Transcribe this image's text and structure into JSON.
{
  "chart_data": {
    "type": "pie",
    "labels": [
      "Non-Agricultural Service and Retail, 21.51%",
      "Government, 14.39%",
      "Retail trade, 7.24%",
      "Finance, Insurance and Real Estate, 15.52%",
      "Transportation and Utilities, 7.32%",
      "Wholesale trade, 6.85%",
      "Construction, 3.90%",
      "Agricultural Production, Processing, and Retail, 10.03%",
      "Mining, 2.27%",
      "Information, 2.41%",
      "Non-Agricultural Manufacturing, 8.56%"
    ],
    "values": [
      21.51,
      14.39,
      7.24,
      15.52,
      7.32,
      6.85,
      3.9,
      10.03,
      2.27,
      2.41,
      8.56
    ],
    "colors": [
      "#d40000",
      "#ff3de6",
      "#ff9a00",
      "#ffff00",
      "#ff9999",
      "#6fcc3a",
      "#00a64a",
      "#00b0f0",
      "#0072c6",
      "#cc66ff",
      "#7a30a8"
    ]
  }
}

__WHAT NEEDS TO BE DONE__
Copy every line of the entries above in which "Retail" occurs.

__FULL SOLUTION__
      "Non-Agricultural Service and Retail, 21.51%",
      "Retail trade, 7.24%",
      "Agricultural Production, Processing, and Retail, 10.03%",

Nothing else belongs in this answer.